Raw records:
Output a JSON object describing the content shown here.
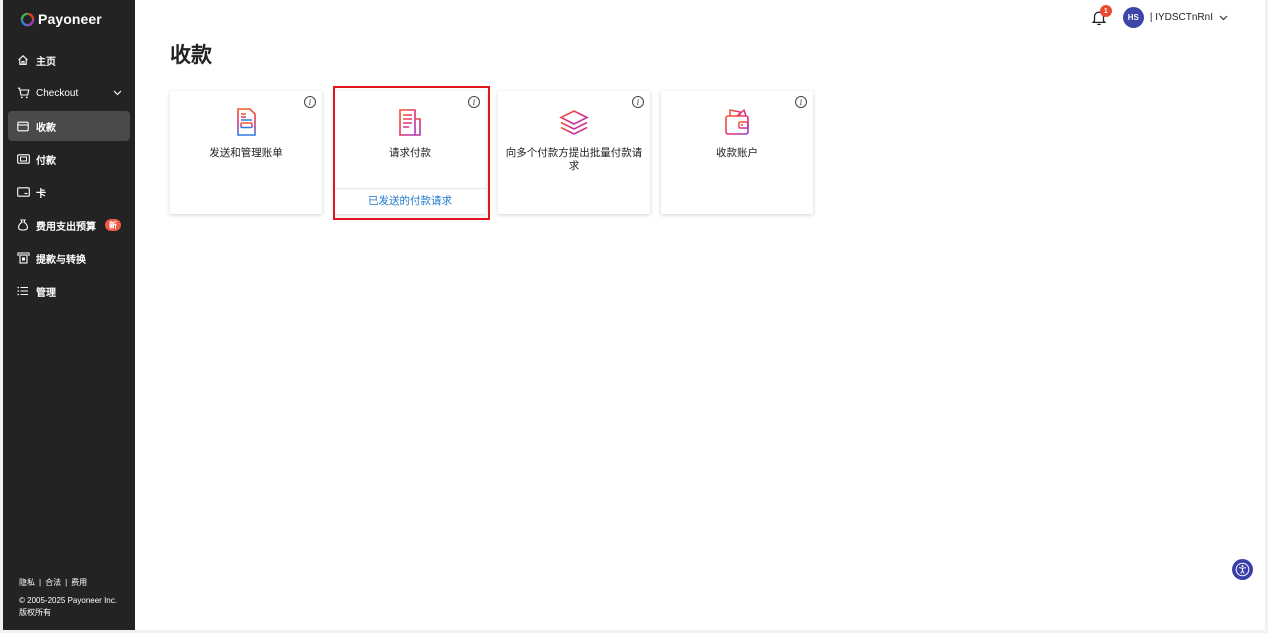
{
  "brand": {
    "name": "Payoneer"
  },
  "sidebar": {
    "items": [
      {
        "label": "主页",
        "icon": "home-icon"
      },
      {
        "label": "Checkout",
        "icon": "cart-icon"
      },
      {
        "label": "收款",
        "icon": "receive-icon",
        "active": true
      },
      {
        "label": "付款",
        "icon": "pay-icon"
      },
      {
        "label": "卡",
        "icon": "card-icon"
      },
      {
        "label": "费用支出预算",
        "icon": "budget-icon",
        "badge": "新"
      },
      {
        "label": "提款与转换",
        "icon": "withdraw-icon"
      },
      {
        "label": "管理",
        "icon": "list-icon"
      }
    ],
    "footer": {
      "links": [
        "隐私",
        "合法",
        "费用"
      ],
      "separator": "|",
      "copyright": "© 2005-2025 Payoneer Inc.",
      "rights": "版权所有"
    }
  },
  "header": {
    "notification_count": "1",
    "avatar_initials": "HS",
    "user_name": "| IYDSCTnRnI"
  },
  "page": {
    "title": "收款"
  },
  "cards": [
    {
      "label": "发送和管理账单",
      "info": "i"
    },
    {
      "label": "请求付款",
      "info": "i",
      "link": "已发送的付款请求"
    },
    {
      "label": "向多个付款方提出批量付款请求",
      "info": "i"
    },
    {
      "label": "收款账户",
      "info": "i"
    }
  ],
  "colors": {
    "sidebar_bg": "#232323",
    "active_item_bg": "#4a4a4a",
    "accent_blue": "#1e78c8",
    "highlight_red": "#e2141c",
    "avatar_bg": "#3b46a8"
  }
}
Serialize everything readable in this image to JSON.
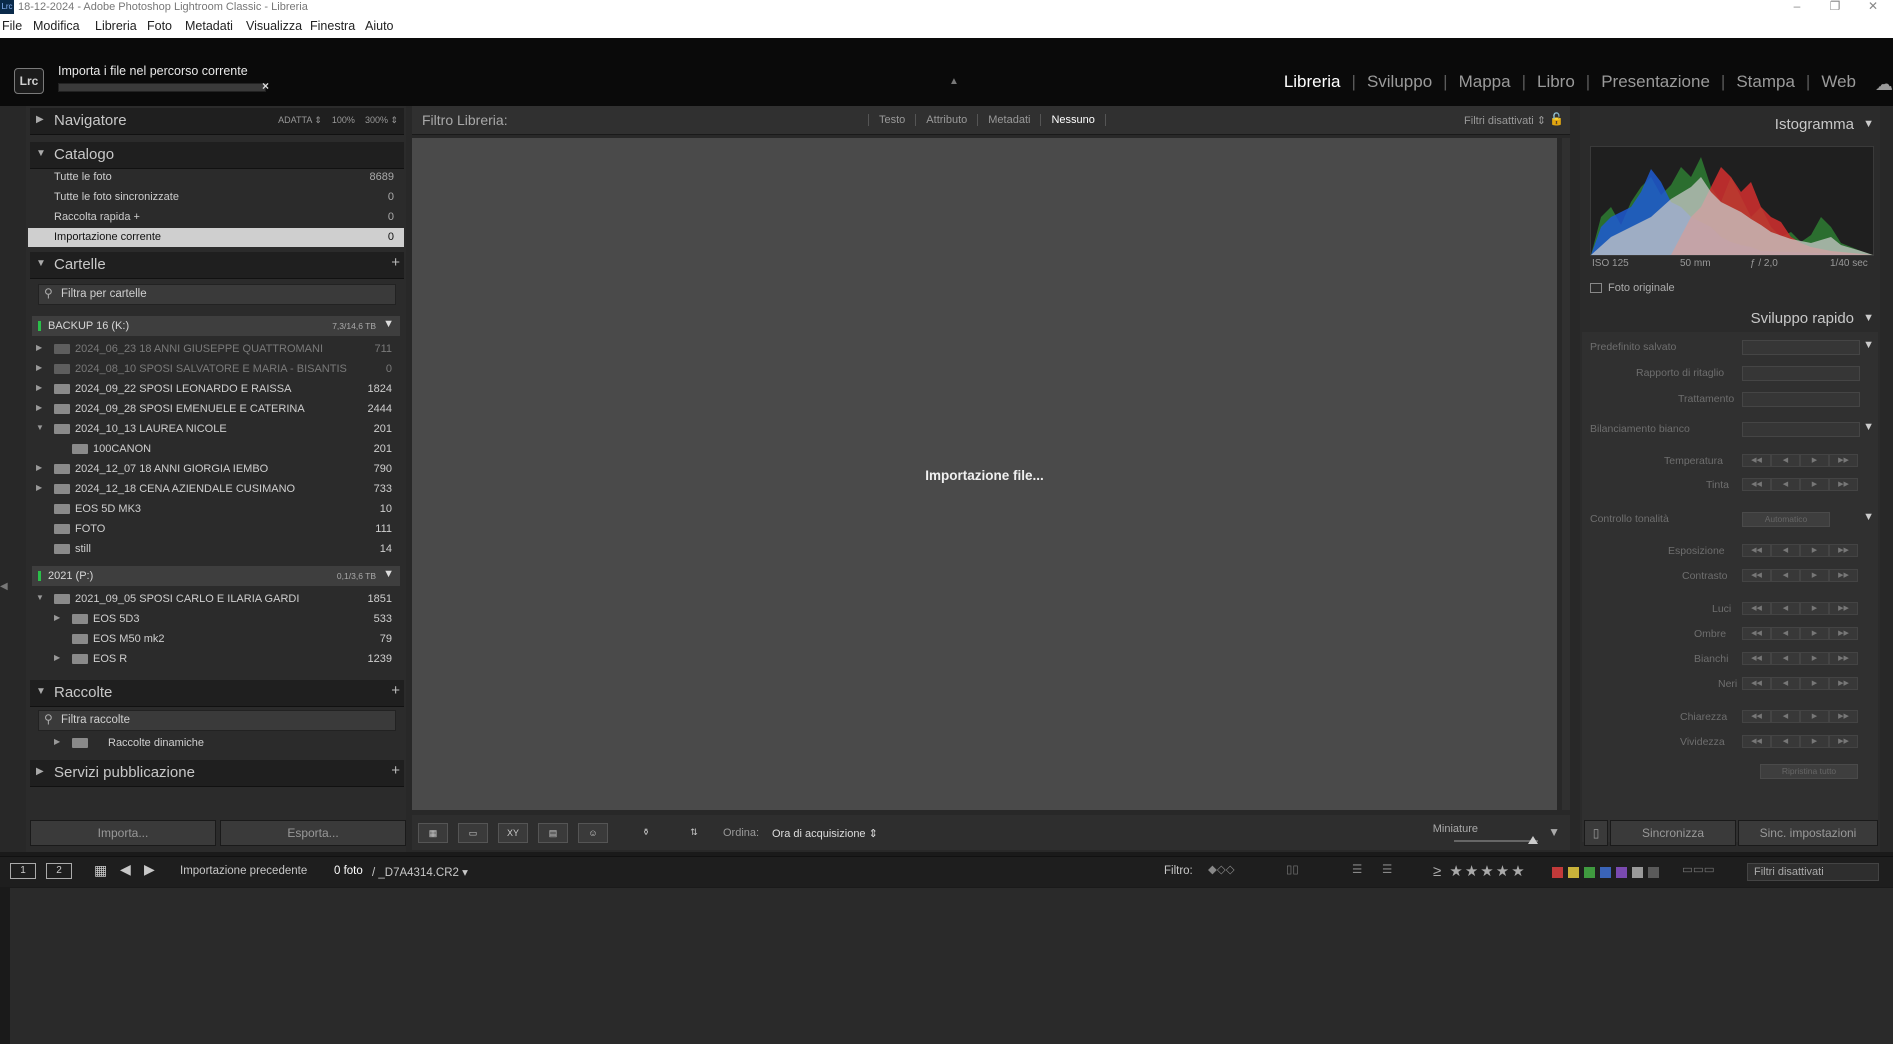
{
  "window": {
    "title": "18-12-2024 - Adobe Photoshop Lightroom Classic - Libreria",
    "badge": "Lrc",
    "controls": {
      "minimize": "–",
      "maximize": "❐",
      "close": "✕"
    }
  },
  "menu": [
    "File",
    "Modifica",
    "Libreria",
    "Foto",
    "Metadati",
    "Visualizza",
    "Finestra",
    "Aiuto"
  ],
  "topbar": {
    "logo": "Lrc",
    "import_status": "Importa i file nel percorso corrente",
    "progress_close": "×",
    "modules": [
      {
        "label": "Libreria",
        "active": true
      },
      {
        "label": "Sviluppo",
        "active": false
      },
      {
        "label": "Mappa",
        "active": false
      },
      {
        "label": "Libro",
        "active": false
      },
      {
        "label": "Presentazione",
        "active": false
      },
      {
        "label": "Stampa",
        "active": false
      },
      {
        "label": "Web",
        "active": false
      }
    ],
    "cloud_icon": "cloud-icon"
  },
  "left": {
    "navigator": {
      "title": "Navigatore",
      "opt1": "ADATTA ⇕",
      "opt2": "100%",
      "opt3": "300% ⇕"
    },
    "catalog": {
      "title": "Catalogo",
      "items": [
        {
          "label": "Tutte le foto",
          "count": "8689"
        },
        {
          "label": "Tutte le foto sincronizzate",
          "count": "0"
        },
        {
          "label": "Raccolta rapida +",
          "count": "0"
        },
        {
          "label": "Importazione corrente",
          "count": "0"
        }
      ]
    },
    "folders": {
      "title": "Cartelle",
      "filter": "Filtra per cartelle",
      "vol1": {
        "name": "BACKUP 16 (K:)",
        "capacity": "7,3/14,6 TB"
      },
      "vol1_items": [
        {
          "name": "2024_06_23 18 ANNI GIUSEPPE QUATTROMANI",
          "count": "711"
        },
        {
          "name": "2024_08_10 SPOSI SALVATORE E MARIA - BISANTIS",
          "count": "0"
        },
        {
          "name": "2024_09_22 SPOSI LEONARDO E RAISSA",
          "count": "1824"
        },
        {
          "name": "2024_09_28 SPOSI EMENUELE E CATERINA",
          "count": "2444"
        },
        {
          "name": "2024_10_13 LAUREA NICOLE",
          "count": "201"
        },
        {
          "name": "100CANON",
          "count": "201"
        },
        {
          "name": "2024_12_07 18 ANNI GIORGIA IEMBO",
          "count": "790"
        },
        {
          "name": "2024_12_18 CENA AZIENDALE CUSIMANO",
          "count": "733"
        },
        {
          "name": "EOS 5D MK3",
          "count": "10"
        },
        {
          "name": "FOTO",
          "count": "111"
        },
        {
          "name": "still",
          "count": "14"
        }
      ],
      "vol2": {
        "name": "2021 (P:)",
        "capacity": "0,1/3,6 TB"
      },
      "vol2_items": [
        {
          "name": "2021_09_05 SPOSI CARLO E ILARIA GARDI",
          "count": "1851"
        },
        {
          "name": "EOS 5D3",
          "count": "533"
        },
        {
          "name": "EOS M50 mk2",
          "count": "79"
        },
        {
          "name": "EOS R",
          "count": "1239"
        }
      ]
    },
    "collections": {
      "title": "Raccolte",
      "filter": "Filtra raccolte",
      "smart": "Raccolte dinamiche"
    },
    "publish": {
      "title": "Servizi pubblicazione"
    },
    "import_btn": "Importa...",
    "export_btn": "Esporta..."
  },
  "center": {
    "filter_label": "Filtro Libreria:",
    "filter_options": [
      {
        "label": "Testo",
        "active": false
      },
      {
        "label": "Attributo",
        "active": false
      },
      {
        "label": "Metadati",
        "active": false
      },
      {
        "label": "Nessuno",
        "active": true
      }
    ],
    "filters_off": "Filtri disattivati ⇕",
    "message": "Importazione file...",
    "toolbar": {
      "sort_label": "Ordina:",
      "sort_value": "Ora di acquisizione ⇕",
      "thumbs_label": "Miniature",
      "thumb_size": 1.0
    }
  },
  "right": {
    "histogram": {
      "title": "Istogramma",
      "iso": "ISO 125",
      "focal": "50 mm",
      "aperture": "ƒ / 2,0",
      "shutter": "1/40 sec",
      "original": "Foto originale"
    },
    "quick_develop": {
      "title": "Sviluppo rapido",
      "preset": "Predefinito salvato",
      "crop": "Rapporto di ritaglio",
      "treatment": "Trattamento",
      "wb": "Bilanciamento bianco",
      "temp": "Temperatura",
      "tint": "Tinta",
      "tone": "Controllo tonalità",
      "auto": "Automatico",
      "exposure": "Esposizione",
      "contrast": "Contrasto",
      "highlights": "Luci",
      "shadows": "Ombre",
      "whites": "Bianchi",
      "blacks": "Neri",
      "clarity": "Chiarezza",
      "vibrance": "Vividezza",
      "reset": "Ripristina tutto"
    },
    "sync_btn": "Sincronizza",
    "sync_settings_btn": "Sinc. impostazioni"
  },
  "filmstrip": {
    "page1": "1",
    "page2": "2",
    "source": "Importazione precedente",
    "count": "0 foto",
    "path": "/ _D7A4314.CR2 ▾",
    "filter_label": "Filtro:",
    "stars": "≥ ★★★★★",
    "filter_dropdown": "Filtri disattivati",
    "colors": [
      "#c23a3a",
      "#c9b23a",
      "#3f9a3f",
      "#3a64b8",
      "#7a4ab0",
      "#9a9a9a",
      "#5a5a5a"
    ]
  }
}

What you need to do:
Transcribe all entries above exactly. Drop the pictures.

Answer in full:
Output a JSON object describing the content shown here.
{
  "brand": {
    "name": "Payoneer"
  },
  "sidebar": {
    "items": [
      {
        "label": "主页",
        "icon": "home-icon"
      },
      {
        "label": "Checkout",
        "icon": "cart-icon"
      },
      {
        "label": "收款",
        "icon": "receive-icon",
        "active": true
      },
      {
        "label": "付款",
        "icon": "pay-icon"
      },
      {
        "label": "卡",
        "icon": "card-icon"
      },
      {
        "label": "费用支出预算",
        "icon": "budget-icon",
        "badge": "新"
      },
      {
        "label": "提款与转换",
        "icon": "withdraw-icon"
      },
      {
        "label": "管理",
        "icon": "list-icon"
      }
    ],
    "footer": {
      "links": [
        "隐私",
        "合法",
        "费用"
      ],
      "separator": "|",
      "copyright": "© 2005-2025 Payoneer Inc.",
      "rights": "版权所有"
    }
  },
  "header": {
    "notification_count": "1",
    "avatar_initials": "HS",
    "user_name": "| IYDSCTnRnI"
  },
  "page": {
    "title": "收款"
  },
  "cards": [
    {
      "label": "发送和管理账单",
      "info": "i"
    },
    {
      "label": "请求付款",
      "info": "i",
      "link": "已发送的付款请求"
    },
    {
      "label": "向多个付款方提出批量付款请求",
      "info": "i"
    },
    {
      "label": "收款账户",
      "info": "i"
    }
  ],
  "colors": {
    "sidebar_bg": "#232323",
    "active_item_bg": "#4a4a4a",
    "accent_blue": "#1e78c8",
    "highlight_red": "#e2141c",
    "avatar_bg": "#3b46a8"
  }
}
Serialize everything readable in this image to JSON.
{
  "window": {
    "title": "18-12-2024 - Adobe Photoshop Lightroom Classic - Libreria",
    "badge": "Lrc",
    "controls": {
      "minimize": "–",
      "maximize": "❐",
      "close": "✕"
    }
  },
  "menu": [
    "File",
    "Modifica",
    "Libreria",
    "Foto",
    "Metadati",
    "Visualizza",
    "Finestra",
    "Aiuto"
  ],
  "topbar": {
    "logo": "Lrc",
    "import_status": "Importa i file nel percorso corrente",
    "progress_close": "×",
    "modules": [
      {
        "label": "Libreria",
        "active": true
      },
      {
        "label": "Sviluppo",
        "active": false
      },
      {
        "label": "Mappa",
        "active": false
      },
      {
        "label": "Libro",
        "active": false
      },
      {
        "label": "Presentazione",
        "active": false
      },
      {
        "label": "Stampa",
        "active": false
      },
      {
        "label": "Web",
        "active": false
      }
    ],
    "cloud_icon": "cloud-icon"
  },
  "left": {
    "navigator": {
      "title": "Navigatore",
      "opt1": "ADATTA ⇕",
      "opt2": "100%",
      "opt3": "300% ⇕"
    },
    "catalog": {
      "title": "Catalogo",
      "items": [
        {
          "label": "Tutte le foto",
          "count": "8689"
        },
        {
          "label": "Tutte le foto sincronizzate",
          "count": "0"
        },
        {
          "label": "Raccolta rapida +",
          "count": "0"
        },
        {
          "label": "Importazione corrente",
          "count": "0"
        }
      ]
    },
    "folders": {
      "title": "Cartelle",
      "filter": "Filtra per cartelle",
      "vol1": {
        "name": "BACKUP 16 (K:)",
        "capacity": "7,3/14,6 TB"
      },
      "vol1_items": [
        {
          "name": "2024_06_23 18 ANNI GIUSEPPE QUATTROMANI",
          "count": "711"
        },
        {
          "name": "2024_08_10 SPOSI SALVATORE E MARIA - BISANTIS",
          "count": "0"
        },
        {
          "name": "2024_09_22 SPOSI LEONARDO E RAISSA",
          "count": "1824"
        },
        {
          "name": "2024_09_28 SPOSI EMENUELE E CATERINA",
          "count": "2444"
        },
        {
          "name": "2024_10_13 LAUREA NICOLE",
          "count": "201"
        },
        {
          "name": "100CANON",
          "count": "201"
        },
        {
          "name": "2024_12_07 18 ANNI GIORGIA IEMBO",
          "count": "790"
        },
        {
          "name": "2024_12_18 CENA AZIENDALE CUSIMANO",
          "count": "733"
        },
        {
          "name": "EOS 5D MK3",
          "count": "10"
        },
        {
          "name": "FOTO",
          "count": "111"
        },
        {
          "name": "still",
          "count": "14"
        }
      ],
      "vol2": {
        "name": "2021 (P:)",
        "capacity": "0,1/3,6 TB"
      },
      "vol2_items": [
        {
          "name": "2021_09_05 SPOSI CARLO E ILARIA GARDI",
          "count": "1851"
        },
        {
          "name": "EOS 5D3",
          "count": "533"
        },
        {
          "name": "EOS M50 mk2",
          "count": "79"
        },
        {
          "name": "EOS R",
          "count": "1239"
        }
      ]
    },
    "collections": {
      "title": "Raccolte",
      "filter": "Filtra raccolte",
      "smart": "Raccolte dinamiche"
    },
    "publish": {
      "title": "Servizi pubblicazione"
    },
    "import_btn": "Importa...",
    "export_btn": "Esporta..."
  },
  "center": {
    "filter_label": "Filtro Libreria:",
    "filter_options": [
      {
        "label": "Testo",
        "active": false
      },
      {
        "label": "Attributo",
        "active": false
      },
      {
        "label": "Metadati",
        "active": false
      },
      {
        "label": "Nessuno",
        "active": true
      }
    ],
    "filters_off": "Filtri disattivati ⇕",
    "message": "Importazione file...",
    "toolbar": {
      "sort_label": "Ordina:",
      "sort_value": "Ora di acquisizione ⇕",
      "thumbs_label": "Miniature",
      "thumb_size": 1.0
    }
  },
  "right": {
    "histogram": {
      "title": "Istogramma",
      "iso": "ISO 125",
      "focal": "50 mm",
      "aperture": "ƒ / 2,0",
      "shutter": "1/40 sec",
      "original": "Foto originale"
    },
    "quick_develop": {
      "title": "Sviluppo rapido",
      "preset": "Predefinito salvato",
      "crop": "Rapporto di ritaglio",
      "treatment": "Trattamento",
      "wb": "Bilanciamento bianco",
      "temp": "Temperatura",
      "tint": "Tinta",
      "tone": "Controllo tonalità",
      "auto": "Automatico",
      "exposure": "Esposizione",
      "contrast": "Contrasto",
      "highlights": "Luci",
      "shadows": "Ombre",
      "whites": "Bianchi",
      "blacks": "Neri",
      "clarity": "Chiarezza",
      "vibrance": "Vividezza",
      "reset": "Ripristina tutto"
    },
    "sync_btn": "Sincronizza",
    "sync_settings_btn": "Sinc. impostazioni"
  },
  "filmstrip": {
    "page1": "1",
    "page2": "2",
    "source": "Importazione precedente",
    "count": "0 foto",
    "path": "/ _D7A4314.CR2 ▾",
    "filter_label": "Filtro:",
    "stars": "≥ ★★★★★",
    "filter_dropdown": "Filtri disattivati",
    "colors": [
      "#c23a3a",
      "#c9b23a",
      "#3f9a3f",
      "#3a64b8",
      "#7a4ab0",
      "#9a9a9a",
      "#5a5a5a"
    ]
  }
}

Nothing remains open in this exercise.